### Description of the task
Locate all lines with the word "계약학과" and copy them out.
···
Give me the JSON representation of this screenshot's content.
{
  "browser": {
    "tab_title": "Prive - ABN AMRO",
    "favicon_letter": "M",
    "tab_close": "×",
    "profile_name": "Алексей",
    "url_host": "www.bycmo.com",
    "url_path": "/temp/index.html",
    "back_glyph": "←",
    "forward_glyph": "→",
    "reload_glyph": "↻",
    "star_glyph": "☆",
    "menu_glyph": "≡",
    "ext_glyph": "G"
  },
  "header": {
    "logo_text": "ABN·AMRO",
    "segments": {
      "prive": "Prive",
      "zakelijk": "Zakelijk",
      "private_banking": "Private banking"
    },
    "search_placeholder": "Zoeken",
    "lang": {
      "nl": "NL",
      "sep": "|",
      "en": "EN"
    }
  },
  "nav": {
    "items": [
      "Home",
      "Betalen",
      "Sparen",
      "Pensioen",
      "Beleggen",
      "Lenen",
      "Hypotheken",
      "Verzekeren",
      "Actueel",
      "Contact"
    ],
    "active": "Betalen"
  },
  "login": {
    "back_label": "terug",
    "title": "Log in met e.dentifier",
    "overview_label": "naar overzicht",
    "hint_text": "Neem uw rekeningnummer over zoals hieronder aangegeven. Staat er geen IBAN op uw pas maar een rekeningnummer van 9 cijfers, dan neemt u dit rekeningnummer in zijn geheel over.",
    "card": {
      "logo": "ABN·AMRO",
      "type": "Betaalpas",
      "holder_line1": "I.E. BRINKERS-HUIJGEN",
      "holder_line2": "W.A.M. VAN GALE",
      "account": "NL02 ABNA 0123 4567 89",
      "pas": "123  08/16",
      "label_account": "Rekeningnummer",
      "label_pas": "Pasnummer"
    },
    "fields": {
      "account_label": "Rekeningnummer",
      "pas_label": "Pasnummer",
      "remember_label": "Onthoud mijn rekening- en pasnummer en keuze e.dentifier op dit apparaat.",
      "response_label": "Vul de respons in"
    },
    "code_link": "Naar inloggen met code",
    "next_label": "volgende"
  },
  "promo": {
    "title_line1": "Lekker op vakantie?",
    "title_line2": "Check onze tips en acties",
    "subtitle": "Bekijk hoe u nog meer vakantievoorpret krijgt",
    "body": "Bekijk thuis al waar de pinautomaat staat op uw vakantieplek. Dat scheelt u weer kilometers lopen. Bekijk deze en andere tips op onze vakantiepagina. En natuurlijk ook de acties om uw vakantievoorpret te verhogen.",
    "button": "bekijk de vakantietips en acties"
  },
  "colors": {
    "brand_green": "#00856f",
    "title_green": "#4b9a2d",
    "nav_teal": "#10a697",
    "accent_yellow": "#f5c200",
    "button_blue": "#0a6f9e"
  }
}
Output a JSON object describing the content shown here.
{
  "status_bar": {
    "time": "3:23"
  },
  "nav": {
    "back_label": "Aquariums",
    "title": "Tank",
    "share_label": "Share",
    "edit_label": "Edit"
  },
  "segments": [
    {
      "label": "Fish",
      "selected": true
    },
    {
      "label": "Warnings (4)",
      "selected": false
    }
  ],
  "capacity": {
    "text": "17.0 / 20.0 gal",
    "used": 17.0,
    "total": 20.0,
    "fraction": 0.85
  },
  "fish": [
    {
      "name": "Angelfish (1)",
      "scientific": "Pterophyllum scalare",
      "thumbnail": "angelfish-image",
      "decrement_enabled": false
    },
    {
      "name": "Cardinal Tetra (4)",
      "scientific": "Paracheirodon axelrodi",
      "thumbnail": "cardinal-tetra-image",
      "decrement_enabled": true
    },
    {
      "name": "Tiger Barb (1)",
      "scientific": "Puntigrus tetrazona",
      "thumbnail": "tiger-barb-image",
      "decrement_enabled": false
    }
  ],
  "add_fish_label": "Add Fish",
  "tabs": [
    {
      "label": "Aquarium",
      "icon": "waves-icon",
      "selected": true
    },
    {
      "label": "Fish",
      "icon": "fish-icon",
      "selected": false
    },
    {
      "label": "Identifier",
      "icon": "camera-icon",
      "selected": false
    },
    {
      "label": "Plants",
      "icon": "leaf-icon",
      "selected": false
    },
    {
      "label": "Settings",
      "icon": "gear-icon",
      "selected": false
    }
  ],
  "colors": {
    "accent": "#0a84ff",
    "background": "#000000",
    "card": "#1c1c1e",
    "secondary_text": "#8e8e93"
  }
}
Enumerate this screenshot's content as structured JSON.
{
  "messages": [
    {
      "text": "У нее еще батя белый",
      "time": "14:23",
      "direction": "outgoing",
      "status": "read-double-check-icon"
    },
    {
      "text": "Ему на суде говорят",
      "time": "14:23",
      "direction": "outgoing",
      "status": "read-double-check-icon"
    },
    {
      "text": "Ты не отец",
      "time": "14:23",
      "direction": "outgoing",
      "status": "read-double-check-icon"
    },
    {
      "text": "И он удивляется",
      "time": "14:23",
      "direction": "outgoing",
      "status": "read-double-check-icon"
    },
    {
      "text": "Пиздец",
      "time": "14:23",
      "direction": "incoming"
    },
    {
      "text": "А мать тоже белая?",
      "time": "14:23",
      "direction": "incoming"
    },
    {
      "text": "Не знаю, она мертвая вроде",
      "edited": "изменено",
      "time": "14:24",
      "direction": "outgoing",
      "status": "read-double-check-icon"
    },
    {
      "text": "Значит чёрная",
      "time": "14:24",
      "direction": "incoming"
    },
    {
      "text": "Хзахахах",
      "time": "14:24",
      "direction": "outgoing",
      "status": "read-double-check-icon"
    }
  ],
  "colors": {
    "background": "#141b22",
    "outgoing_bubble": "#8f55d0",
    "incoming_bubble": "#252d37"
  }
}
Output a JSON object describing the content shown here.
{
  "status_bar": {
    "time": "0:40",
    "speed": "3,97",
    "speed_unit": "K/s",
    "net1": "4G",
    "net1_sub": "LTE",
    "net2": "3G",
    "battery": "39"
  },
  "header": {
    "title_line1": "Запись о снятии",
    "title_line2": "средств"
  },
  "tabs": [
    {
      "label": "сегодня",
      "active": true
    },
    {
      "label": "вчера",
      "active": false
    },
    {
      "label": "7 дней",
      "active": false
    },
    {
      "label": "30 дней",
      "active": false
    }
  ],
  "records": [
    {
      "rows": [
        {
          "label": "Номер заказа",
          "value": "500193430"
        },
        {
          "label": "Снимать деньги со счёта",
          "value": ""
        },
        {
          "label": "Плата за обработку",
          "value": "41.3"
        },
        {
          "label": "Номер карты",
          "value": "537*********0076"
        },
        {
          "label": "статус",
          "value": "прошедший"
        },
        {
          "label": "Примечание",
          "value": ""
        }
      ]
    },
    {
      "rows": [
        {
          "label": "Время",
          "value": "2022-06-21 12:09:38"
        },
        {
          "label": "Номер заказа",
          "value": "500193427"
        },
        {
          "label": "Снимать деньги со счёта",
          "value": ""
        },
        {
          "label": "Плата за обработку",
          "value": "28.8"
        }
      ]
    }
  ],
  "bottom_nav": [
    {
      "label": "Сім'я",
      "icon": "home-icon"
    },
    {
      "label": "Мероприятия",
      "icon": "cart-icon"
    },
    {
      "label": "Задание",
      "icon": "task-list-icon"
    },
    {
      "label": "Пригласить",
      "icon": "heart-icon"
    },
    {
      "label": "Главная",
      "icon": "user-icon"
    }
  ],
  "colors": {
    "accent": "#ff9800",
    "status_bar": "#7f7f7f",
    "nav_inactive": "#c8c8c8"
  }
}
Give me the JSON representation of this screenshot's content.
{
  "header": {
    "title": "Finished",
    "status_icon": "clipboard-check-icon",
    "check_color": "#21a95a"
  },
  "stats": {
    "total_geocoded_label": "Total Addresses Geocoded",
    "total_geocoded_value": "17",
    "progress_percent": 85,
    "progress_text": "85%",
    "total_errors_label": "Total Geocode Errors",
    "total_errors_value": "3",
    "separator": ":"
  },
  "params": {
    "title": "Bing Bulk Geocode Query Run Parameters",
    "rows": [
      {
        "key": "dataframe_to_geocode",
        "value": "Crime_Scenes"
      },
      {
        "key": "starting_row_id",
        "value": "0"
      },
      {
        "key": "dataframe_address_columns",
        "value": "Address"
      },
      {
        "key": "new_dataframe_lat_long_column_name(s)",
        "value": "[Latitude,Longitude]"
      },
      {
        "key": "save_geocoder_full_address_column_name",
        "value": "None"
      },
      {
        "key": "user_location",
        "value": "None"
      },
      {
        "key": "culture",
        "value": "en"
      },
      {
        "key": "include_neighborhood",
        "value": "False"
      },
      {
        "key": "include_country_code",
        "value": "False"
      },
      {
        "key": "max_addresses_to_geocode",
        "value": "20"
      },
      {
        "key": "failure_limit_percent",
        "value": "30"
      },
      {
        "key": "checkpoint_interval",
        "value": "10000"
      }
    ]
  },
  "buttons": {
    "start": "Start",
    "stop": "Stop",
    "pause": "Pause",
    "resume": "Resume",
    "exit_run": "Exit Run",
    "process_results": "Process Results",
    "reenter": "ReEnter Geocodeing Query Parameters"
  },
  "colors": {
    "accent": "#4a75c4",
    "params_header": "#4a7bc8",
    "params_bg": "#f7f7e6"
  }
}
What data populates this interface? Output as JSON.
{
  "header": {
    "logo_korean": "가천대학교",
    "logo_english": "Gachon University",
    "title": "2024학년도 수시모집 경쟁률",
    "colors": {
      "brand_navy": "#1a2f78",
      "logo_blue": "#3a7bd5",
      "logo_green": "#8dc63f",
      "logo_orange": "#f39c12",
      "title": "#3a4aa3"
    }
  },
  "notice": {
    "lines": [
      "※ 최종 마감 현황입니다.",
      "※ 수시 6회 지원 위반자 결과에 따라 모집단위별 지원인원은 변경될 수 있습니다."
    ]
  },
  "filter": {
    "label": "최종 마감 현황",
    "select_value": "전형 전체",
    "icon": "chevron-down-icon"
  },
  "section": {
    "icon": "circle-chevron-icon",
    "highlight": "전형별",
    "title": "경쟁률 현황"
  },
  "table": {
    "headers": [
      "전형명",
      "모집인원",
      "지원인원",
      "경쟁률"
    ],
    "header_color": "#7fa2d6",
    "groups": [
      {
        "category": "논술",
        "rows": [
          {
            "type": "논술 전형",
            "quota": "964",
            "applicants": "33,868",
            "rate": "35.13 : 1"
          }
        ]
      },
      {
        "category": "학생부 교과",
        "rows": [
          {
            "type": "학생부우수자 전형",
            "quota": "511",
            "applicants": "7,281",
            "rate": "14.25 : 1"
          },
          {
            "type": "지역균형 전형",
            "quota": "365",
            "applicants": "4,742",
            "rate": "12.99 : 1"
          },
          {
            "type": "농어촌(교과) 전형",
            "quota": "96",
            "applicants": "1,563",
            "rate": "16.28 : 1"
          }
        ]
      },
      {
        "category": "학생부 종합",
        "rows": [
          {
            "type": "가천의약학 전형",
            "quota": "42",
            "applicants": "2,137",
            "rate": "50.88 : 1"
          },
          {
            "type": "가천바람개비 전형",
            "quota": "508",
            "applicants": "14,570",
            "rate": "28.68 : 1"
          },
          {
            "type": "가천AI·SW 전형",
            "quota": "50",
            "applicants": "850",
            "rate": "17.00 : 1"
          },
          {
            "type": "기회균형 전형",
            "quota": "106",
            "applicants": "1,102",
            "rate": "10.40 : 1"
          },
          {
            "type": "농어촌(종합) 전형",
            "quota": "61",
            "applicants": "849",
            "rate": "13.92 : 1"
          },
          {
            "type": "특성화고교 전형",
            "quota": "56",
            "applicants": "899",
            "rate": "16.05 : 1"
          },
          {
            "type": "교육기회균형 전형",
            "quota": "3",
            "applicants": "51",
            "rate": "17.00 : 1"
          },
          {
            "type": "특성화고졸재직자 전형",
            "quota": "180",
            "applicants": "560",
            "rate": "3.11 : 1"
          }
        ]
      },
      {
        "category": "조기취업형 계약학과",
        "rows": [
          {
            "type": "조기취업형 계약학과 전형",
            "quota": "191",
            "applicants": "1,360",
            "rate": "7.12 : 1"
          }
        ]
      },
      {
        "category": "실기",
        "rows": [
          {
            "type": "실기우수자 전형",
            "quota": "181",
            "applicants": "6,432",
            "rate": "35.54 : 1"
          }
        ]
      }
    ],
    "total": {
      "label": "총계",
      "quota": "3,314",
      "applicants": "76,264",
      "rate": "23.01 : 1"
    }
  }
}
···
### Response
        "category": "조기취업형 계약학과",
            "type": "조기취업형 계약학과 전형",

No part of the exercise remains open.